Wat te doen met vaders erfenis?

Soms krijgen erfgenamen een wel heel ongewone nalatenschap in de schoot geworpen. Wat móet je ermee?

Hieronder vertellen drie kinderen over hun erfenis en hoe zij zich over hun vaders passie ontfermden.

Max Kooijmans (59) erfde met zijn broers en zus hun vaders modelspoorbaan van vier verdiepingen


vaderserfenis1‘Onze vakanties brachten we vroeger altijd door op stations. Mijn moeder en zusje dronken dan koffie in de restauratie, en mijn vader, broers en ik stonden uren op de perrons. Daar ontsluierde mijn vader de geheimen van het spoor. De omroepberichten, de wissels, de ­treintijden. Ademloos luisterden we naar het ­ritmische geluid van een naderende trein, het in- en uitstappen van de passagiers, het fluitsignaal, vertrek. Uit elk land namen we als souvenir een treintje mee en Sinterklaas gaf elk van ons ieder jaar een langwerpig blauw pakje – een locomotief.

Die treinen kregen vervolgens een plek op zolder, op het grote spoor van mijn vader. “Nu vertrekt de trein van Max!” riep hij dan enthousiast. Ik weet nog dat we gefascineerd toekeken, staand op onze stoelen.

*Getoond materiaal*.
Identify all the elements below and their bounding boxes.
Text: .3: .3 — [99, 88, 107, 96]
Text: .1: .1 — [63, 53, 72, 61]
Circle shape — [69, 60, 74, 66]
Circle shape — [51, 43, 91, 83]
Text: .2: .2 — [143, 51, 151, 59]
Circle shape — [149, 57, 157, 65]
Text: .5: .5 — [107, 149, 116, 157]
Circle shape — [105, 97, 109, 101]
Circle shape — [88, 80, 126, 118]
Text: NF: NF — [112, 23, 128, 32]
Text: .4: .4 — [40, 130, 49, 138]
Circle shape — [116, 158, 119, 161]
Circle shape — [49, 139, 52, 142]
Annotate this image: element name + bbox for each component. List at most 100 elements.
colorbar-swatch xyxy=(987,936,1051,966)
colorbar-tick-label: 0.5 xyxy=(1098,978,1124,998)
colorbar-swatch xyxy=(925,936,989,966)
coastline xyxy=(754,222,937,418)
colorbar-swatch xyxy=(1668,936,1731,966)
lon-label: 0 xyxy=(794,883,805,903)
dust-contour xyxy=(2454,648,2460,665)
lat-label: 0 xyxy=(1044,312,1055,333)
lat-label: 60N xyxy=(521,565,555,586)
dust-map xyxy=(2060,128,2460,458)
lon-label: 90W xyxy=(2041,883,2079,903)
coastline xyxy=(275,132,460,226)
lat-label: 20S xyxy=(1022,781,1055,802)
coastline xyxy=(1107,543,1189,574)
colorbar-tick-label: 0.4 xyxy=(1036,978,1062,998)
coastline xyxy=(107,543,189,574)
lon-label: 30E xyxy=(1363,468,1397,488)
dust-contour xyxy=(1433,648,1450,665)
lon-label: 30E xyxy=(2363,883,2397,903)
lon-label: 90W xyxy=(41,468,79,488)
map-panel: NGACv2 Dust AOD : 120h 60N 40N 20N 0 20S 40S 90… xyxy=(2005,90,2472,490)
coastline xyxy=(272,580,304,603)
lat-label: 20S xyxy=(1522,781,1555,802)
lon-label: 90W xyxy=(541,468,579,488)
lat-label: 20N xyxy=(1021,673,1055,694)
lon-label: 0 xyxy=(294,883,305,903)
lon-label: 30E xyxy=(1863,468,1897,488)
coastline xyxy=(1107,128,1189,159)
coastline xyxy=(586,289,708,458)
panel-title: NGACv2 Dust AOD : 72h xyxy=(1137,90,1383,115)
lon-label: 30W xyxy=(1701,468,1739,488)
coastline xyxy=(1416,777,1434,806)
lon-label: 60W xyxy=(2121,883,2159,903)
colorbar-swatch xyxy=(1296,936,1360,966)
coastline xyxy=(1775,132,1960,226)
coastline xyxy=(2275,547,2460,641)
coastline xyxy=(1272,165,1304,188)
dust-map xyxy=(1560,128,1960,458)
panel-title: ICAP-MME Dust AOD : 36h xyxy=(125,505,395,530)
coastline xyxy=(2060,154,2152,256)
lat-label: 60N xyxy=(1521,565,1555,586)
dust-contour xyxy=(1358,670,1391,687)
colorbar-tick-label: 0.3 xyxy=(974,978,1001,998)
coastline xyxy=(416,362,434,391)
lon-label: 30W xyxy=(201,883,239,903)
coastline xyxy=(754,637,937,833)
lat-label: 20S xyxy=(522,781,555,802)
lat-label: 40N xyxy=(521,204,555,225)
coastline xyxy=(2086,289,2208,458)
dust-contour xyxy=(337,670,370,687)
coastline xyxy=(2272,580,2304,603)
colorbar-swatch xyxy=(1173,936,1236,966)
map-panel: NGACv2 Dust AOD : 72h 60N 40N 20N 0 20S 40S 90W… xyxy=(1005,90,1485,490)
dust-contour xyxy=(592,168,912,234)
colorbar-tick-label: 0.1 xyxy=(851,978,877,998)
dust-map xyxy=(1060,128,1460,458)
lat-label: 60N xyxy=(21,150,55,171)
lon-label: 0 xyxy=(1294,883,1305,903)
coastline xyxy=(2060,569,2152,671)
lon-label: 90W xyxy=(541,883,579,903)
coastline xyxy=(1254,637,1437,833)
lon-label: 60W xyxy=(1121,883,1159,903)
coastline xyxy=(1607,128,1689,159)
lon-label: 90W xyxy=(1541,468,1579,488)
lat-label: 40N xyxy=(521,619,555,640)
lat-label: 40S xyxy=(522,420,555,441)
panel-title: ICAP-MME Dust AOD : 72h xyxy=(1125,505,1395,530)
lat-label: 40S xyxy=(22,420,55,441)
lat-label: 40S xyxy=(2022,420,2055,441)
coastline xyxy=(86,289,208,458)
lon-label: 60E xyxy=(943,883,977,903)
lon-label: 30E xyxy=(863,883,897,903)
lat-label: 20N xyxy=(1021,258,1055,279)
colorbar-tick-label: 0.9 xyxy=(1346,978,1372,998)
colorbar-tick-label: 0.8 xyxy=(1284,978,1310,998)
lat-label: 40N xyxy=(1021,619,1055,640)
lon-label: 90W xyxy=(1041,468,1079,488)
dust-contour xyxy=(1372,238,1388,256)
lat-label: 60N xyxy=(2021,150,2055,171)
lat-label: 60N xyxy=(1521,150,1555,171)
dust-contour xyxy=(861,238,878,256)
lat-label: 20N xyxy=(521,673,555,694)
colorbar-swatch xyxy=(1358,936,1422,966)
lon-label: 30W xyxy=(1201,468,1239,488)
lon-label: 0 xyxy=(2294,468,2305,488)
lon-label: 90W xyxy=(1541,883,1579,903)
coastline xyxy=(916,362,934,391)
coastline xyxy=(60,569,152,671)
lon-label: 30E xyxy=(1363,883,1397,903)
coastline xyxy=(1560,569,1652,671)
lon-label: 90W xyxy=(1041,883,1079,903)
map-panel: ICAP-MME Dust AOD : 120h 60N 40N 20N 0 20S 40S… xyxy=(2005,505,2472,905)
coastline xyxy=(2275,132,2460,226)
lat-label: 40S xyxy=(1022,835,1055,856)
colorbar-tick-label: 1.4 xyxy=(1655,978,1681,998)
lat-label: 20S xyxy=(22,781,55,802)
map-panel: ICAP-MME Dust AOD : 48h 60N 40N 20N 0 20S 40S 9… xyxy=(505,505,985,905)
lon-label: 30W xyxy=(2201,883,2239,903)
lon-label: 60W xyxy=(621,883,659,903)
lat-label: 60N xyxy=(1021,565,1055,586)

*Opdracht 1*. Vertaal de zin „Daar ontsluierde mijn vader de geheimen van het spoor.” uit de passage over de modelspoorbaan in het Engels.
*Opdracht 2*. Haal uit de passage over de modelspoorbaan woordelijk het gedeelte tussen „Soms krijgen erfgenamen” en „vaders passie ontfermden.”, beide inbegrepen.
Baseer u uitsluitend op de passage en niet op de items.

*Definitief antwoord 1*. There my father revealed the secrets of the railway.

*Definitief antwoord 2*.
Soms krijgen erfgenamen een wel heel ongewone nalatenschap in de schoot geworpen. Wat móet je ermee?

Hieronder vertellen drie kinderen over hun erfenis en hoe zij zich over hun vaders passie ontfermden.